↓

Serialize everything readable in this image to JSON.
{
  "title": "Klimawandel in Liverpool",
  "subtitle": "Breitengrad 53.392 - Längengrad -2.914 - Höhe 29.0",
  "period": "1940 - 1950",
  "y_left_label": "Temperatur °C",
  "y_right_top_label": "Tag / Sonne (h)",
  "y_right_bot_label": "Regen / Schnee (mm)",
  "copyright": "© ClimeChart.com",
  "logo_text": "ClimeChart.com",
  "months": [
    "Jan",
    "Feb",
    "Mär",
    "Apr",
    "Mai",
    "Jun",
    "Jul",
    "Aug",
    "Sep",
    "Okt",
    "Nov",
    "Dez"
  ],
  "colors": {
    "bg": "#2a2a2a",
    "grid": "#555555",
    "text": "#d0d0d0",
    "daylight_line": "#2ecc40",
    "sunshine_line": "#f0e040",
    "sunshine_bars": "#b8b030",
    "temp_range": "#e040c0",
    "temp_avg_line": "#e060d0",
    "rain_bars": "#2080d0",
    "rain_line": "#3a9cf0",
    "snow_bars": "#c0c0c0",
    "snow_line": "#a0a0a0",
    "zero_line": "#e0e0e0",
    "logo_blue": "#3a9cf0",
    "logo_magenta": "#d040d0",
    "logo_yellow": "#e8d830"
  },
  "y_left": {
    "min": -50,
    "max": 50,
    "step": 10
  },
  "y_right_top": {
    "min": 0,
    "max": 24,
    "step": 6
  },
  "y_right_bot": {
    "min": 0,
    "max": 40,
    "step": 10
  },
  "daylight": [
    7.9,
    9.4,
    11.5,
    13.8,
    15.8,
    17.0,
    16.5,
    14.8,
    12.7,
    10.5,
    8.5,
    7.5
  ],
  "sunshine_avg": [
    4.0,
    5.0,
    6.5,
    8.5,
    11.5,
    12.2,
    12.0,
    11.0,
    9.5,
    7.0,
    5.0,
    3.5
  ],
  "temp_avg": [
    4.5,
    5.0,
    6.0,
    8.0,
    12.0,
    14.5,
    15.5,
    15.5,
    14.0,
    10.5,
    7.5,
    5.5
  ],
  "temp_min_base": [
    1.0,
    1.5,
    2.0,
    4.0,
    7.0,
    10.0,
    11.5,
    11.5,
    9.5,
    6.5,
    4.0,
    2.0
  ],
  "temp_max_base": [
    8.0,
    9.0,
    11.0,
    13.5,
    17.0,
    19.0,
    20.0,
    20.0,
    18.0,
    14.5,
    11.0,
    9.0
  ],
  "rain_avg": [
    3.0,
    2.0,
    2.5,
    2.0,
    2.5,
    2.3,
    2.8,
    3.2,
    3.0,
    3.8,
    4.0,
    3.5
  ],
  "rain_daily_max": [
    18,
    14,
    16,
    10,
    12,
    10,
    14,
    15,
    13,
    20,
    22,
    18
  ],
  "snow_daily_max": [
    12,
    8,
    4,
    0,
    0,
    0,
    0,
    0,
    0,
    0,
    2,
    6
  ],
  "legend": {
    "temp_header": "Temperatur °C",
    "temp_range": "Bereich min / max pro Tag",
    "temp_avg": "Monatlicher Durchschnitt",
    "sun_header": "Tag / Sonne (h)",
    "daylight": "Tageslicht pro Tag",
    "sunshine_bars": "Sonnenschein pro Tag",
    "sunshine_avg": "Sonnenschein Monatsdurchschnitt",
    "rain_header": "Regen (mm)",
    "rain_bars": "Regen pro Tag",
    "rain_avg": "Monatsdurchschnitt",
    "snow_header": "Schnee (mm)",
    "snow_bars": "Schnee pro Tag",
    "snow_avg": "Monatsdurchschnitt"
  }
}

↑

*WHAT TO DO*: Generate an exact reproduction of all entries.

*WRITTEN REPLY*:
Serialize everything readable in this image to JSON.
{
  "title": "Klimawandel in Liverpool",
  "subtitle": "Breitengrad 53.392 - Längengrad -2.914 - Höhe 29.0",
  "period": "1940 - 1950",
  "y_left_label": "Temperatur °C",
  "y_right_top_label": "Tag / Sonne (h)",
  "y_right_bot_label": "Regen / Schnee (mm)",
  "copyright": "© ClimeChart.com",
  "logo_text": "ClimeChart.com",
  "months": [
    "Jan",
    "Feb",
    "Mär",
    "Apr",
    "Mai",
    "Jun",
    "Jul",
    "Aug",
    "Sep",
    "Okt",
    "Nov",
    "Dez"
  ],
  "colors": {
    "bg": "#2a2a2a",
    "grid": "#555555",
    "text": "#d0d0d0",
    "daylight_line": "#2ecc40",
    "sunshine_line": "#f0e040",
    "sunshine_bars": "#b8b030",
    "temp_range": "#e040c0",
    "temp_avg_line": "#e060d0",
    "rain_bars": "#2080d0",
    "rain_line": "#3a9cf0",
    "snow_bars": "#c0c0c0",
    "snow_line": "#a0a0a0",
    "zero_line": "#e0e0e0",
    "logo_blue": "#3a9cf0",
    "logo_magenta": "#d040d0",
    "logo_yellow": "#e8d830"
  },
  "y_left": {
    "min": -50,
    "max": 50,
    "step": 10
  },
  "y_right_top": {
    "min": 0,
    "max": 24,
    "step": 6
  },
  "y_right_bot": {
    "min": 0,
    "max": 40,
    "step": 10
  },
  "daylight": [
    7.9,
    9.4,
    11.5,
    13.8,
    15.8,
    17.0,
    16.5,
    14.8,
    12.7,
    10.5,
    8.5,
    7.5
  ],
  "sunshine_avg": [
    4.0,
    5.0,
    6.5,
    8.5,
    11.5,
    12.2,
    12.0,
    11.0,
    9.5,
    7.0,
    5.0,
    3.5
  ],
  "temp_avg": [
    4.5,
    5.0,
    6.0,
    8.0,
    12.0,
    14.5,
    15.5,
    15.5,
    14.0,
    10.5,
    7.5,
    5.5
  ],
  "temp_min_base": [
    1.0,
    1.5,
    2.0,
    4.0,
    7.0,
    10.0,
    11.5,
    11.5,
    9.5,
    6.5,
    4.0,
    2.0
  ],
  "temp_max_base": [
    8.0,
    9.0,
    11.0,
    13.5,
    17.0,
    19.0,
    20.0,
    20.0,
    18.0,
    14.5,
    11.0,
    9.0
  ],
  "rain_avg": [
    3.0,
    2.0,
    2.5,
    2.0,
    2.5,
    2.3,
    2.8,
    3.2,
    3.0,
    3.8,
    4.0,
    3.5
  ],
  "rain_daily_max": [
    18,
    14,
    16,
    10,
    12,
    10,
    14,
    15,
    13,
    20,
    22,
    18
  ],
  "snow_daily_max": [
    12,
    8,
    4,
    0,
    0,
    0,
    0,
    0,
    0,
    0,
    2,
    6
  ],
  "legend": {
    "temp_header": "Temperatur °C",
    "temp_range": "Bereich min / max pro Tag",
    "temp_avg": "Monatlicher Durchschnitt",
    "sun_header": "Tag / Sonne (h)",
    "daylight": "Tageslicht pro Tag",
    "sunshine_bars": "Sonnenschein pro Tag",
    "sunshine_avg": "Sonnenschein Monatsdurchschnitt",
    "rain_header": "Regen (mm)",
    "rain_bars": "Regen pro Tag",
    "rain_avg": "Monatsdurchschnitt",
    "snow_header": "Schnee (mm)",
    "snow_bars": "Schnee pro Tag",
    "snow_avg": "Monatsdurchschnitt"
  }
}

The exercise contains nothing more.